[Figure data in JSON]
◇ ◇ ◇

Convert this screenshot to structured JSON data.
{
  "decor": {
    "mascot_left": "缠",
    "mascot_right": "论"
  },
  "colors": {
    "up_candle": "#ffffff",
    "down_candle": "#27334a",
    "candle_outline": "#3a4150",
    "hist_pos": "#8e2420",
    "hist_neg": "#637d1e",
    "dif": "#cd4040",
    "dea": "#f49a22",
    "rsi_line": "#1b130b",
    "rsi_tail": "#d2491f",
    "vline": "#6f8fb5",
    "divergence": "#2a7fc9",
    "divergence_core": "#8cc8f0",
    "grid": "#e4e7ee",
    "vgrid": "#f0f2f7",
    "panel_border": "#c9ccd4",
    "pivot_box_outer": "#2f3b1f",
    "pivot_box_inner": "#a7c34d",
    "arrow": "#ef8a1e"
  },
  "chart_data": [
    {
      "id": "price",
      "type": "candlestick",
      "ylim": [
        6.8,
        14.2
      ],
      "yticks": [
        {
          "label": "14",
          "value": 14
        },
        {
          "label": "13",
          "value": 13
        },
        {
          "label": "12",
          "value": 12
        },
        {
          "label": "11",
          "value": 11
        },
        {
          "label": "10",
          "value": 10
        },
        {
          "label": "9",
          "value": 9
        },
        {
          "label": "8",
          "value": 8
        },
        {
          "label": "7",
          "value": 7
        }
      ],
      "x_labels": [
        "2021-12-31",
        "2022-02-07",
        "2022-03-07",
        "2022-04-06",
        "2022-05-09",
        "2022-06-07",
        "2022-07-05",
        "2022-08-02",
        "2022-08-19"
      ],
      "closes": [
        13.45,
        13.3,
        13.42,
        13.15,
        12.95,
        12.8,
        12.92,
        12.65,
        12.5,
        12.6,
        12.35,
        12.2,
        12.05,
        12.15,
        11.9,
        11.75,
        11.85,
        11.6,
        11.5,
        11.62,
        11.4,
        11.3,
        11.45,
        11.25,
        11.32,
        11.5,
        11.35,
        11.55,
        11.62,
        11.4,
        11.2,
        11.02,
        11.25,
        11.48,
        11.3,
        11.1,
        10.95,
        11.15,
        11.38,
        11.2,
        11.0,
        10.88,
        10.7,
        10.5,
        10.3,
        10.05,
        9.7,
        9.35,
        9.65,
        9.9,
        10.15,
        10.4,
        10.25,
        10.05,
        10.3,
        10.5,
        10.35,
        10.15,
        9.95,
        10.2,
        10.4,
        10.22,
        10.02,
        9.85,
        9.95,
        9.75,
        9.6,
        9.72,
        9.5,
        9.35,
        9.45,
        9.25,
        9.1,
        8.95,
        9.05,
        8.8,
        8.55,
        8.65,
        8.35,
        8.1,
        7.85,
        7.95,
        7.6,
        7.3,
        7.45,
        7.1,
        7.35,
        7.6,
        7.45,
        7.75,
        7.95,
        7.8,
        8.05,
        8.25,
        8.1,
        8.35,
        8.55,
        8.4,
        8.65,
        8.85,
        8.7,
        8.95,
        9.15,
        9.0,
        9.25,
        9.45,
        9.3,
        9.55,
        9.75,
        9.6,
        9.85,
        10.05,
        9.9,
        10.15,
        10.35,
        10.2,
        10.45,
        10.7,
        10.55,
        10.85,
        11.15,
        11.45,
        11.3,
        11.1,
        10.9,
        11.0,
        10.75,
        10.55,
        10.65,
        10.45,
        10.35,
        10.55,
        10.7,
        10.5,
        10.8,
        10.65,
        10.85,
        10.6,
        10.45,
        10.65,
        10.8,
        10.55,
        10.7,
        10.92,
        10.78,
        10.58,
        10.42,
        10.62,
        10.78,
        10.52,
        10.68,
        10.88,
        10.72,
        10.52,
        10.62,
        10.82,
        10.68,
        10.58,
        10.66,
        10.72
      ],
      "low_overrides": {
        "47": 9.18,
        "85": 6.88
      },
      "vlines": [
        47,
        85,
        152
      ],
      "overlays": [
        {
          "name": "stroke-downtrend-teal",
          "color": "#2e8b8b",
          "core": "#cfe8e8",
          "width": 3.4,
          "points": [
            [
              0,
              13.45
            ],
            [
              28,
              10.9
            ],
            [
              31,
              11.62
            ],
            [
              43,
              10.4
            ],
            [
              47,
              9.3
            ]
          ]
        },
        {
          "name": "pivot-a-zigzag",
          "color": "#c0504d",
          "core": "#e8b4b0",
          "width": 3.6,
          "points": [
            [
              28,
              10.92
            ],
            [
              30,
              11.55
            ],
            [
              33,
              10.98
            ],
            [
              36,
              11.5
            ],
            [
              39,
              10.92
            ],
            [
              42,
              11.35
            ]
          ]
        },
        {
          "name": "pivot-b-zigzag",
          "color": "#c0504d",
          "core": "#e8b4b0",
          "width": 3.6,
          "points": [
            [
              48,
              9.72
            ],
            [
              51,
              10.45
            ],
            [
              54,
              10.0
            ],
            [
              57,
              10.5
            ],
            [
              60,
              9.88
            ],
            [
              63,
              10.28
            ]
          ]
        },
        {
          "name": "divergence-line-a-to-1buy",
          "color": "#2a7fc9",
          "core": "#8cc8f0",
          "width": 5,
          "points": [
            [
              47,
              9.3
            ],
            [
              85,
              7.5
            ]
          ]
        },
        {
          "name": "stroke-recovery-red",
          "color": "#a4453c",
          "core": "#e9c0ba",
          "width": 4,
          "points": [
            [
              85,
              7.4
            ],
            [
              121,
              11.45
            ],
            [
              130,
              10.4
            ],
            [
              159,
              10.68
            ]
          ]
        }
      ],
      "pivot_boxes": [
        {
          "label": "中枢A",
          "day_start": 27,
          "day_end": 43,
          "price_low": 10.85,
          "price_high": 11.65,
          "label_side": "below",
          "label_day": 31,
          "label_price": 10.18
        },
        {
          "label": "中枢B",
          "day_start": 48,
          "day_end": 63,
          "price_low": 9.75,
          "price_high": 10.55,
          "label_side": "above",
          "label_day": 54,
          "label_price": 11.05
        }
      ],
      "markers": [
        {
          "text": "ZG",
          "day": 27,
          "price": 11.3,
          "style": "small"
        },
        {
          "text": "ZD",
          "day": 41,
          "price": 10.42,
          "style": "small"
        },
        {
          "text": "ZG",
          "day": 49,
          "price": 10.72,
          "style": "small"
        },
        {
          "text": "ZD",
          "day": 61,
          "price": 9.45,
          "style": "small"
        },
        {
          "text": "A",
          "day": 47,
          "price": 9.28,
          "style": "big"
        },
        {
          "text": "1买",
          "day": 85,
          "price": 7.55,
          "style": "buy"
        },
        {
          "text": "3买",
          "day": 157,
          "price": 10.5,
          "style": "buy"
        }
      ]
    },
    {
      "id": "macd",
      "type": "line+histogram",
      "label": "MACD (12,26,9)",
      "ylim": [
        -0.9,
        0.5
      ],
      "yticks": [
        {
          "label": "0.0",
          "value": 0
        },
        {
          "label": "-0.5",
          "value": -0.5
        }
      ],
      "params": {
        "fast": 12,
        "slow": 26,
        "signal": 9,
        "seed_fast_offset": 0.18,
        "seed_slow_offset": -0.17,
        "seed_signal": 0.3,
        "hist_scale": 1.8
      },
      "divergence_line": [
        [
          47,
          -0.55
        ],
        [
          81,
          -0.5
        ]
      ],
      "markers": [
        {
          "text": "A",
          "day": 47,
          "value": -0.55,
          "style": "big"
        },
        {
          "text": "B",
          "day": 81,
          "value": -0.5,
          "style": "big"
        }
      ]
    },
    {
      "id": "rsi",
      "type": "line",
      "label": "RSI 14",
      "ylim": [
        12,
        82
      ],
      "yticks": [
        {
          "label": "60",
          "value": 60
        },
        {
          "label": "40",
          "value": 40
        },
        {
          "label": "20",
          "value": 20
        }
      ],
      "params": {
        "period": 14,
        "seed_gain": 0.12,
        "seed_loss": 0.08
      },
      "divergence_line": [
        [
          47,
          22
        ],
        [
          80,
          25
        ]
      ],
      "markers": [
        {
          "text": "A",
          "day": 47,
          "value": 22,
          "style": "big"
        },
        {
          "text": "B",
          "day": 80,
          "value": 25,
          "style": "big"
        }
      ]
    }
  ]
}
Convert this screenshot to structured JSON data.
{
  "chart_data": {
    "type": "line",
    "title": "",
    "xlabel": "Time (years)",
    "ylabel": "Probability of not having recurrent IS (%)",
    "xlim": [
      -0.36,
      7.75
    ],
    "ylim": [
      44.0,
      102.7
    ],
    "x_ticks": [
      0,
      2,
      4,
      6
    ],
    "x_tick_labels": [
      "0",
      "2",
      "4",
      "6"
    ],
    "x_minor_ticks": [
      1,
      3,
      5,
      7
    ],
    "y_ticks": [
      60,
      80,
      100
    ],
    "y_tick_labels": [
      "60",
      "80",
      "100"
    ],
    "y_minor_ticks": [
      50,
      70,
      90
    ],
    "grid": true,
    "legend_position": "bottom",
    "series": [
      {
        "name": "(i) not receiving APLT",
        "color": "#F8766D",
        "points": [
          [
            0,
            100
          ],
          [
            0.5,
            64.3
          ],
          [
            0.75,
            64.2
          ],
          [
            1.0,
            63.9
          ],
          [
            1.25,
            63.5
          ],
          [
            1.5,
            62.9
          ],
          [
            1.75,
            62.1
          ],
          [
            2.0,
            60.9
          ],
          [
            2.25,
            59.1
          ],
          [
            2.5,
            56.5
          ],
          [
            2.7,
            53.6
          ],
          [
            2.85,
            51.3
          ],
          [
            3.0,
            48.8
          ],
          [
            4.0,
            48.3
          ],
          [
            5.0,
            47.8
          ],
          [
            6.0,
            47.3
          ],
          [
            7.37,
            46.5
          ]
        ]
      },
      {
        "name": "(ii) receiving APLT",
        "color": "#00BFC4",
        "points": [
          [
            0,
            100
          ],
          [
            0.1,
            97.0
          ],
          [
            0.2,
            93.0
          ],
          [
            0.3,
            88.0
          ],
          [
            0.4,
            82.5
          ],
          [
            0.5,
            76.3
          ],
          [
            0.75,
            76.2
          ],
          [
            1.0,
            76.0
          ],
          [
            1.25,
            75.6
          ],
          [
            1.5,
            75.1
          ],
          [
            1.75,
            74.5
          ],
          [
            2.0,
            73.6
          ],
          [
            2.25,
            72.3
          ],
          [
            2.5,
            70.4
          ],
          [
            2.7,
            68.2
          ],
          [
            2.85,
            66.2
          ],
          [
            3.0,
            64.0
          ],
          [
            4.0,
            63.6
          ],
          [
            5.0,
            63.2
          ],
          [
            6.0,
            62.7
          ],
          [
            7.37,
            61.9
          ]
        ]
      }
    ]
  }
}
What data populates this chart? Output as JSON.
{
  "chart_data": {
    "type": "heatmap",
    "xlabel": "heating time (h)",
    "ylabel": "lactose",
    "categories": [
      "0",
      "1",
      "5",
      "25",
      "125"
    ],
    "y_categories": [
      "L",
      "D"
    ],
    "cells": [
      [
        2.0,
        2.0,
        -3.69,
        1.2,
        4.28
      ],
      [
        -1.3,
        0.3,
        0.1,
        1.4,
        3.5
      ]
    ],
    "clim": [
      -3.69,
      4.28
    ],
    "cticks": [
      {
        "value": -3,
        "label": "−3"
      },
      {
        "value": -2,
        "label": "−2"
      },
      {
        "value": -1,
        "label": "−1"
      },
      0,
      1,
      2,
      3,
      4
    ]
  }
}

◇ ◇ ◇

TASK OBJECTIVE
Give back exactly the lines from the line holding "What data populates" through the last line of the listing, including both.

RESPONSE TO THIS TASK
What data populates this chart? Output as JSON.
{
  "chart_data": {
    "type": "heatmap",
    "xlabel": "heating time (h)",
    "ylabel": "lactose",
    "categories": [
      "0",
      "1",
      "5",
      "25",
      "125"
    ],
    "y_categories": [
      "L",
      "D"
    ],
    "cells": [
      [
        2.0,
        2.0,
        -3.69,
        1.2,
        4.28
      ],
      [
        -1.3,
        0.3,
        0.1,
        1.4,
        3.5
      ]
    ],
    "clim": [
      -3.69,
      4.28
    ],
    "cticks": [
      {
        "value": -3,
        "label": "−3"
      },
      {
        "value": -2,
        "label": "−2"
      },
      {
        "value": -1,
        "label": "−1"
      },
      0,
      1,
      2,
      3,
      4
    ]
  }
}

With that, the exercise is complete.